• **MATERIAL FOR THE TASK**
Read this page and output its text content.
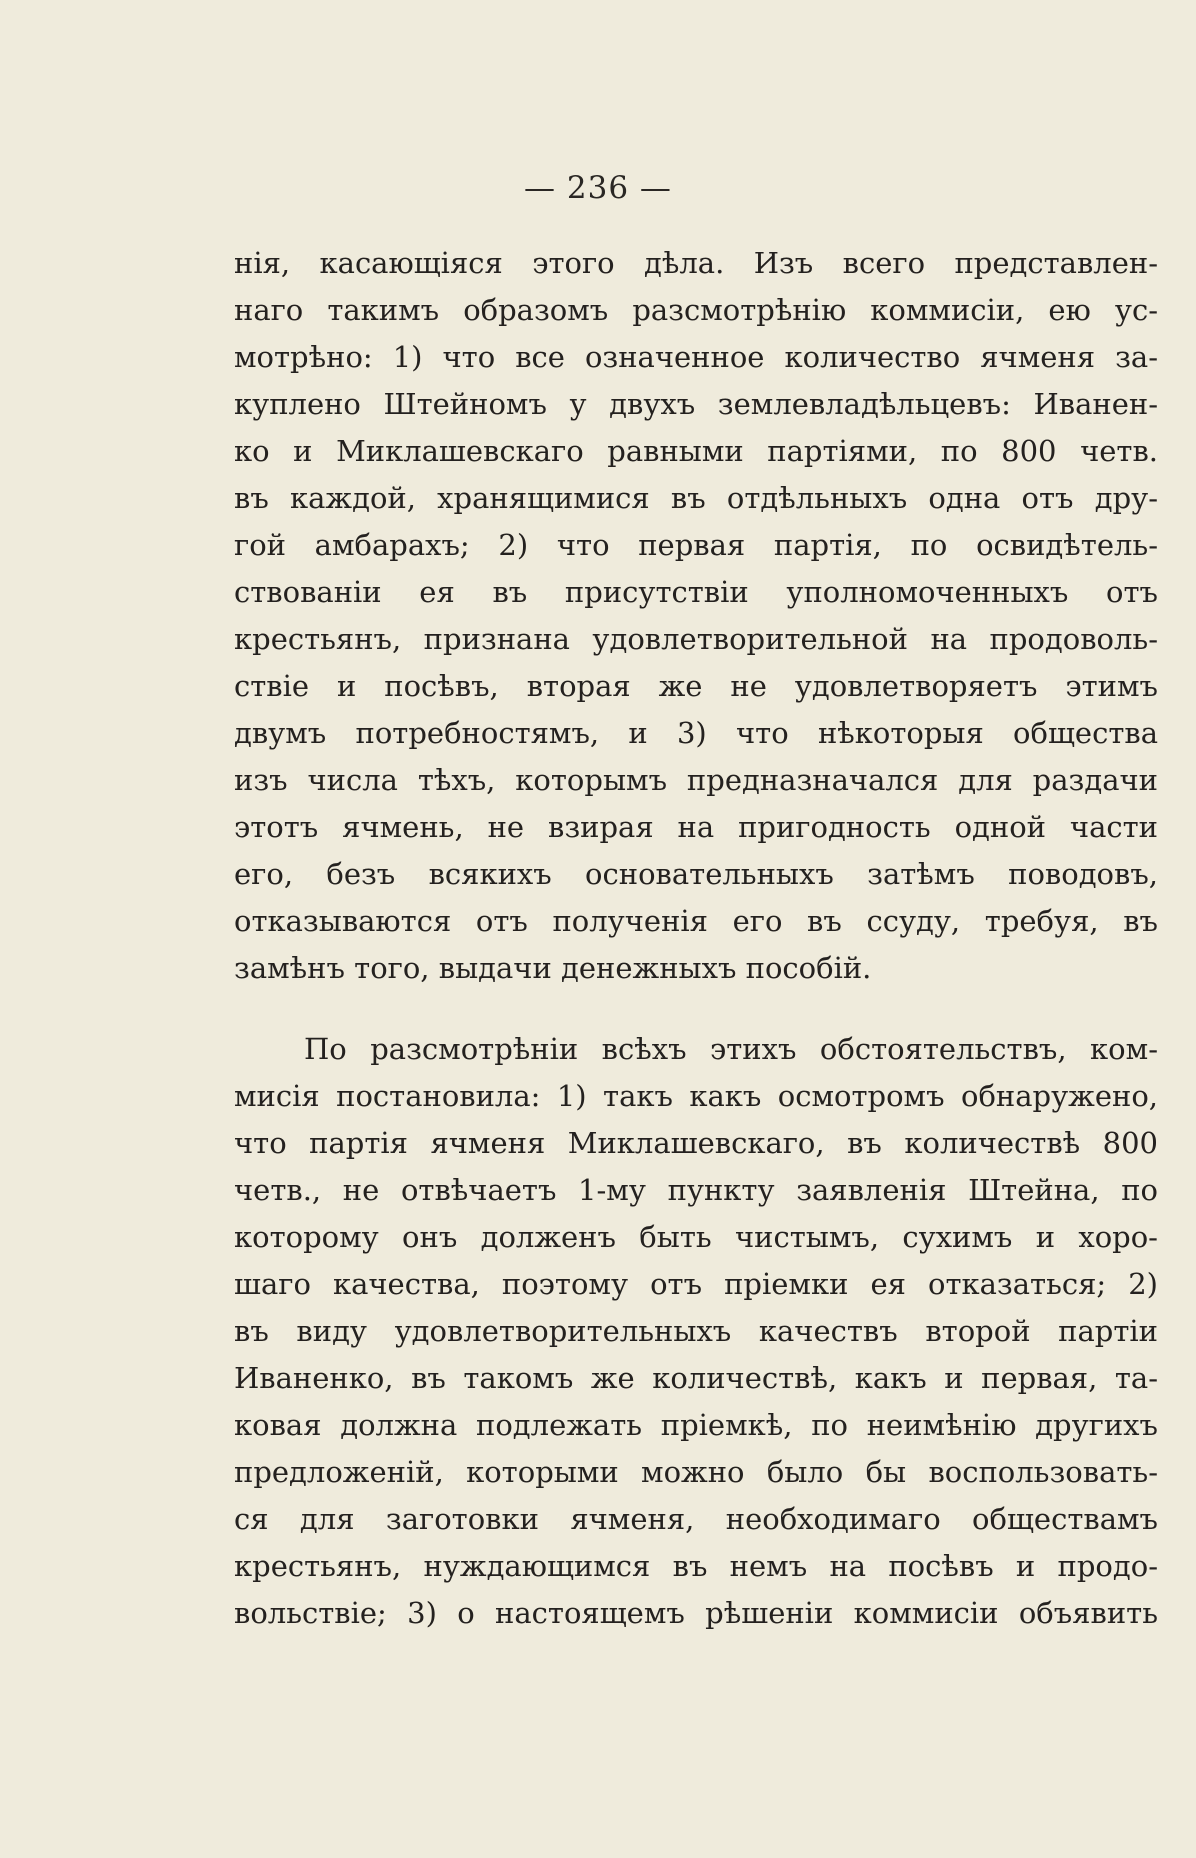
— 236 —
нія, касающіяся этого дѣла. Изъ всего представлен-
наго такимъ образомъ разсмотрѣнію коммисіи, ею ус-
мотрѣно: 1) что все означенное количество ячменя за-
куплено Штейномъ у двухъ землевладѣльцевъ: Иванен-
ко и Миклашевскаго равными партіями, по 800 четв.
въ каждой, хранящимися въ отдѣльныхъ одна отъ дру-
гой амбарахъ; 2) что первая партія, по освидѣтель-
ствованіи ея въ присутствіи уполномоченныхъ отъ
крестьянъ, признана удовлетворительной на продоволь-
ствіе и посѣвъ, вторая же не удовлетворяетъ этимъ
двумъ потребностямъ, и 3) что нѣкоторыя общества
изъ числа тѣхъ, которымъ предназначался для раздачи
этотъ ячмень, не взирая на пригодность одной части
его, безъ всякихъ основательныхъ затѣмъ поводовъ,
отказываются отъ полученія его въ ссуду, требуя, въ
замѣнъ того, выдачи денежныхъ пособій.
По разсмотрѣніи всѣхъ этихъ обстоятельствъ, ком-
мисія постановила: 1) такъ какъ осмотромъ обнаружено,
что партія ячменя Миклашевскаго, въ количествѣ 800
четв., не отвѣчаетъ 1-му пункту заявленія Штейна, по
которому онъ долженъ быть чистымъ, сухимъ и хоро-
шаго качества, поэтому отъ пріемки ея отказаться; 2)
въ виду удовлетворительныхъ качествъ второй партіи
Иваненко, въ такомъ же количествѣ, какъ и первая, та-
ковая должна подлежать пріемкѣ, по неимѣнію другихъ
предложеній, которыми можно было бы воспользовать-
ся для заготовки ячменя, необходимаго обществамъ
крестьянъ, нуждающимся въ немъ на посѣвъ и продо-
вольствіе; 3) о настоящемъ рѣшеніи коммисіи объявить
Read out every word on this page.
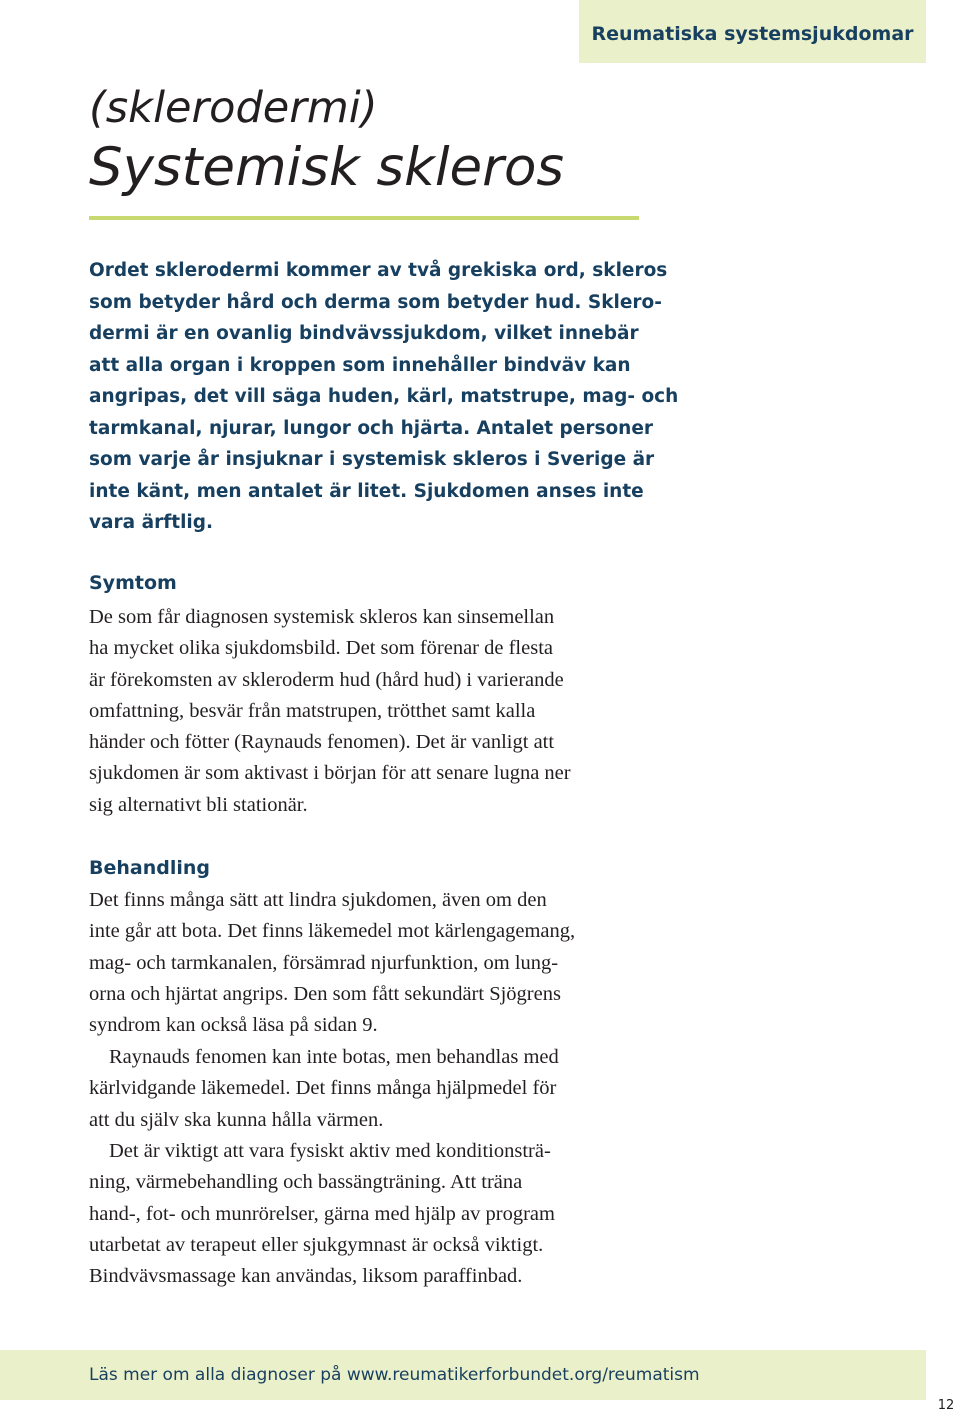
Reumatiska systemsjukdomar
(sklerodermi)
Systemisk skleros

Ordet sklerodermi kommer av två grekiska ord, skleros
som betyder hård och derma som betyder hud. Sklero-
dermi är en ovanlig bindvävssjukdom, vilket innebär
att alla organ i kroppen som innehåller bindväv kan
angripas, det vill säga huden, kärl, matstrupe, mag- och
tarmkanal, njurar, lungor och hjärta. Antalet personer
som varje år insjuknar i systemisk skleros i Sverige är
inte känt, men antalet är litet. Sjukdomen anses inte
vara ärftlig.

Symtom

De som får diagnosen systemisk skleros kan sinsemellan
ha mycket olika sjukdomsbild. Det som förenar de flesta
är förekomsten av skleroderm hud (hård hud) i varierande
omfattning, besvär från matstrupen, trötthet samt kalla
händer och fötter (Raynauds fenomen). Det är vanligt att
sjukdomen är som aktivast i början för att senare lugna ner
sig alternativt bli stationär.

Behandling

Det finns många sätt att lindra sjukdomen, även om den
inte går att bota. Det finns läkemedel mot kärlengagemang,
mag- och tarmkanalen, försämrad njurfunktion, om lung-
orna och hjärtat angrips. Den som fått sekundärt Sjögrens
syndrom kan också läsa på sidan 9.

Raynauds fenomen kan inte botas, men behandlas med
kärlvidgande läkemedel. Det finns många hjälpmedel för
att du själv ska kunna hålla värmen.

Det är viktigt att vara fysiskt aktiv med konditionsträ-
ning, värmebehandling och bassängträning. Att träna
hand-, fot- och munrörelser, gärna med hjälp av program
utarbetat av terapeut eller sjukgymnast är också viktigt.
Bindvävsmassage kan användas, liksom paraffinbad.

Läs mer om alla diagnoser på www.reumatikerforbundet.org/reumatism
12
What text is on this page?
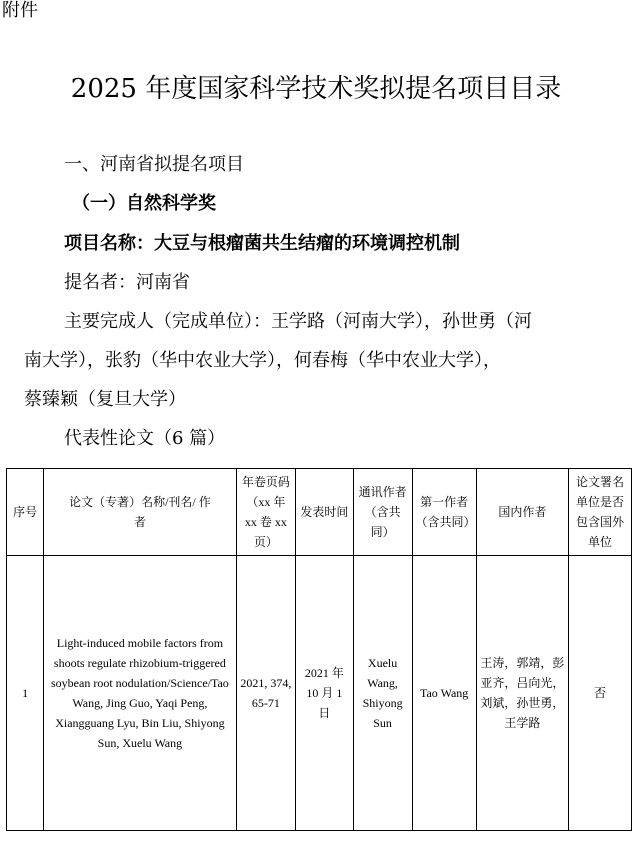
附件
2025 年度国家科学技术奖拟提名项目目录
一、河南省拟提名项目
（一）自然科学奖
项目名称：大豆与根瘤菌共生结瘤的环境调控机制
提名者：河南省
主要完成人（完成单位）：王学路（河南大学），孙世勇（河
南大学），张豹（华中农业大学），何春梅（华中农业大学），
蔡臻颖（复旦大学）
代表性论文（6 篇）
序号	论文（专著）名称/刊名/ 作者	年卷页码（xx 年 xx 卷 xx 页）	发表时间	通讯作者（含共同）	第一作者（含共同）	国内作者	论文署名单位是否包含国外单位
1	Light-induced mobile factors from shoots regulate rhizobium-triggered soybean root nodulation/Science/Tao Wang, Jing Guo, Yaqi Peng, Xiangguang Lyu, Bin Liu, Shiyong Sun, Xuelu Wang	2021, 374, 65-71	2021 年 10 月 1 日	Xuelu Wang, Shiyong Sun	Tao Wang	王涛，郭靖，彭亚齐，吕向光，刘斌，孙世勇，王学路	否
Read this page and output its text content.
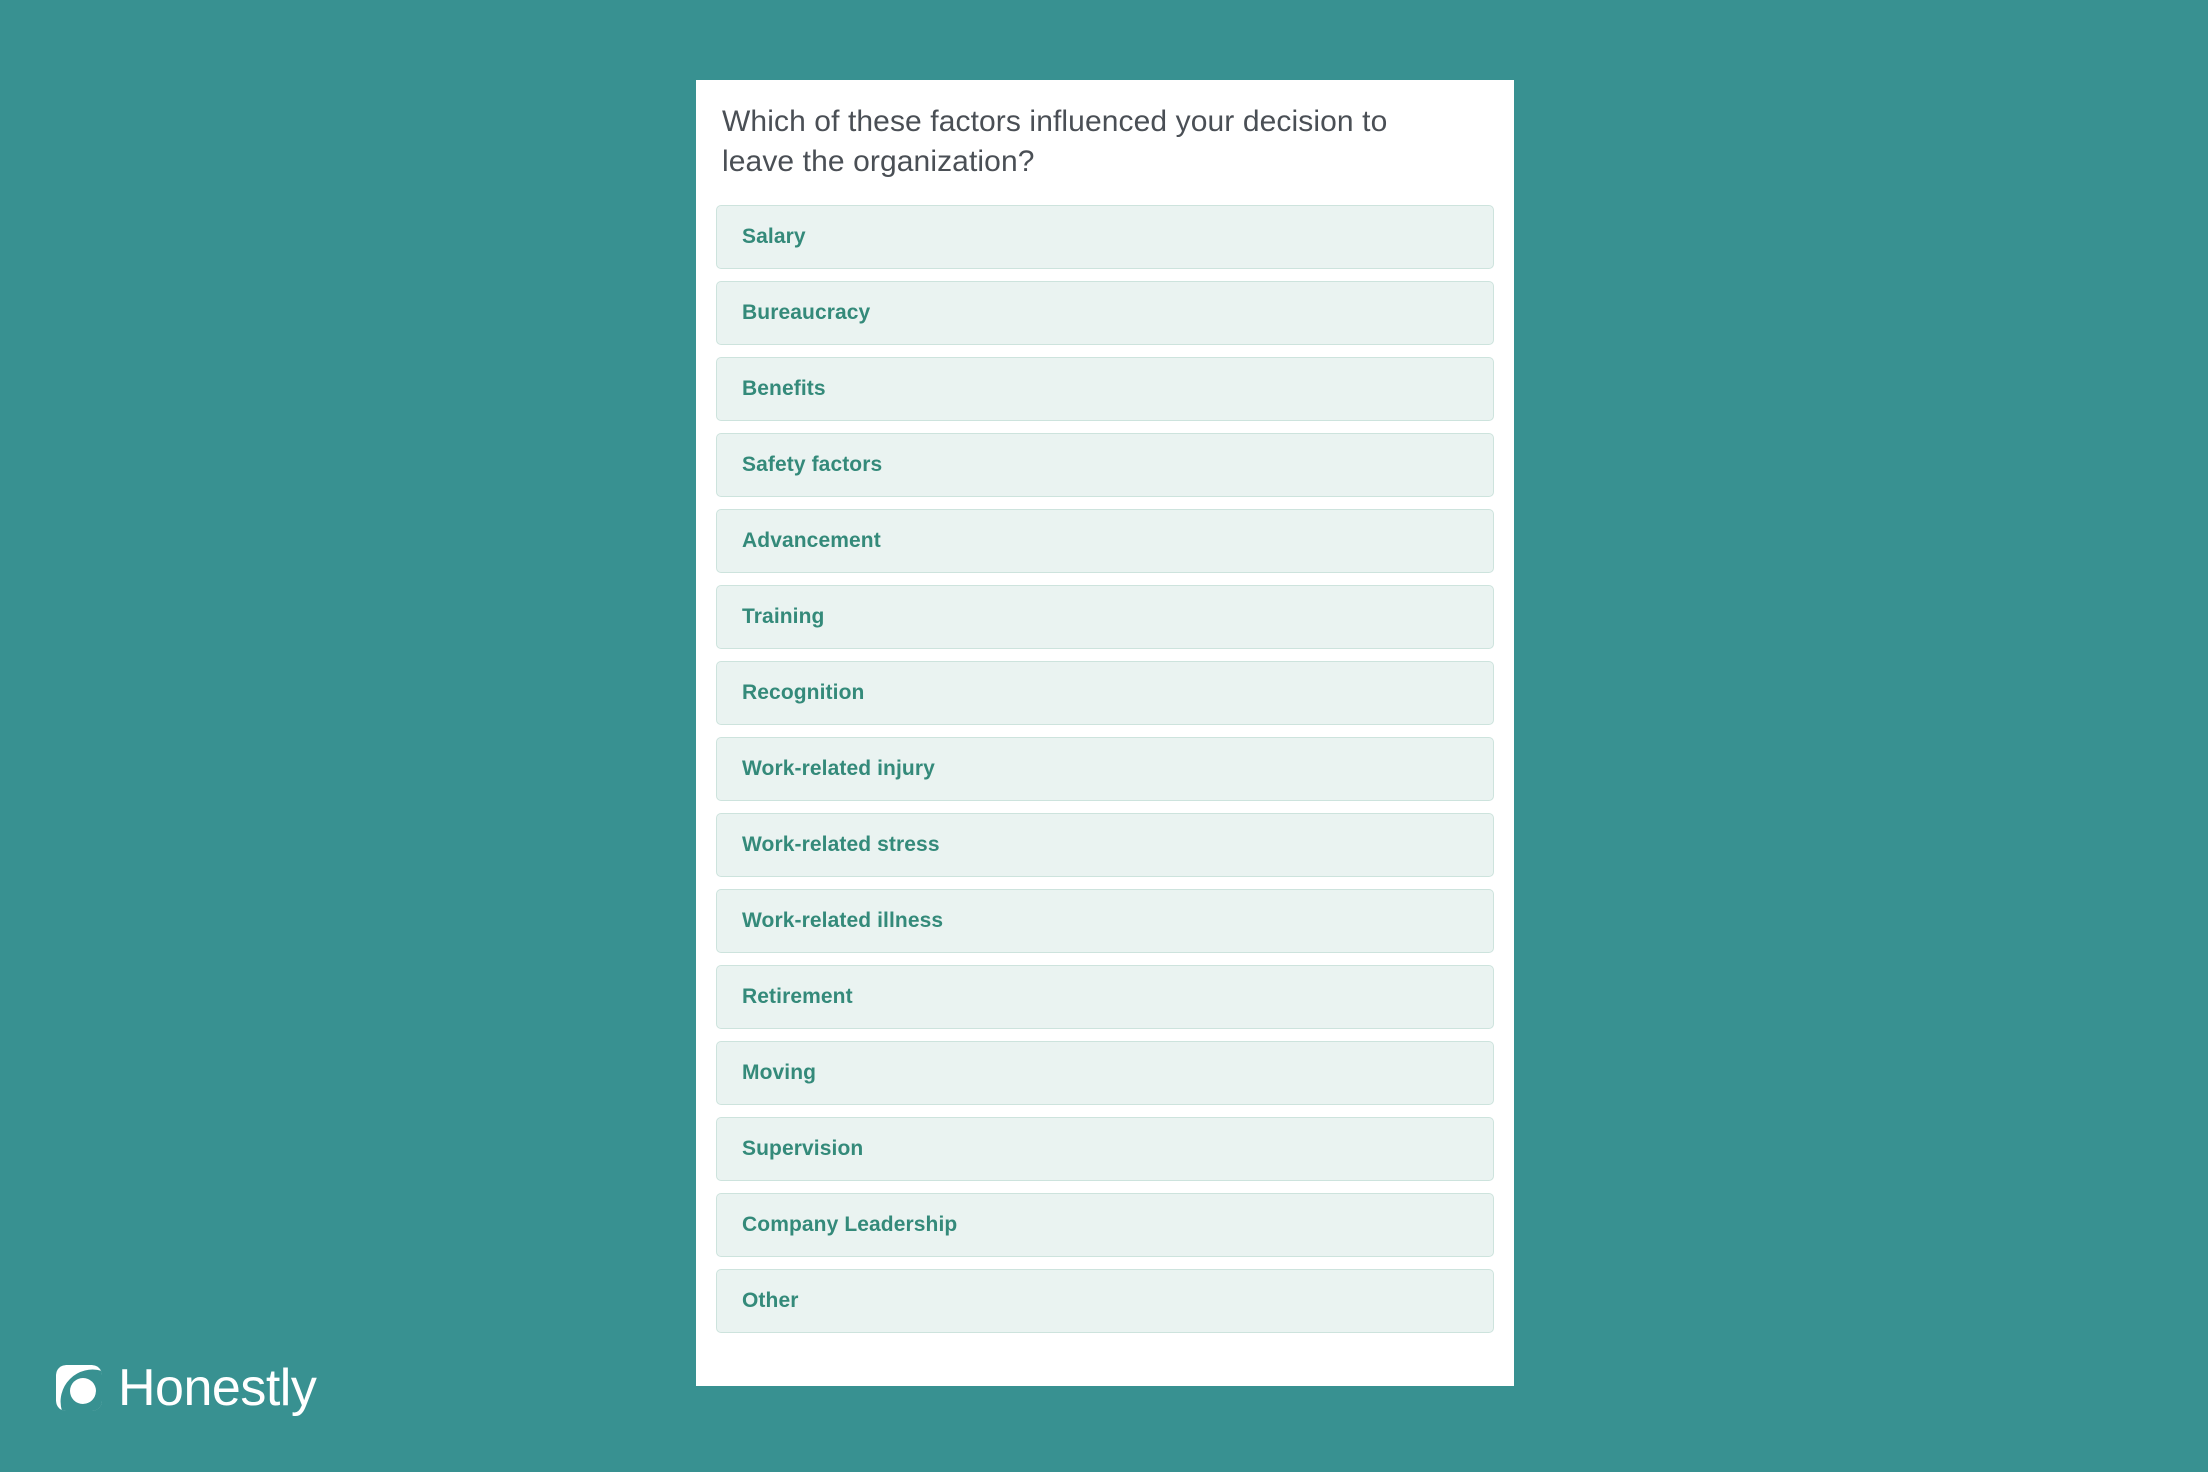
Which of these factors influenced your decision to leave the organization?
Salary
Bureaucracy
Benefits
Safety factors
Advancement
Training
Recognition
Work-related injury
Work-related stress
Work-related illness
Retirement
Moving
Supervision
Company Leadership
Other
Honestly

• **TASK BRIEF**
Copy out all lines from the material above that contain the string "page".

• **WORKED ANSWER**
Read this page and output its text content.
Read out every word on this page.
What text is on this page?
Read this page and output its text content.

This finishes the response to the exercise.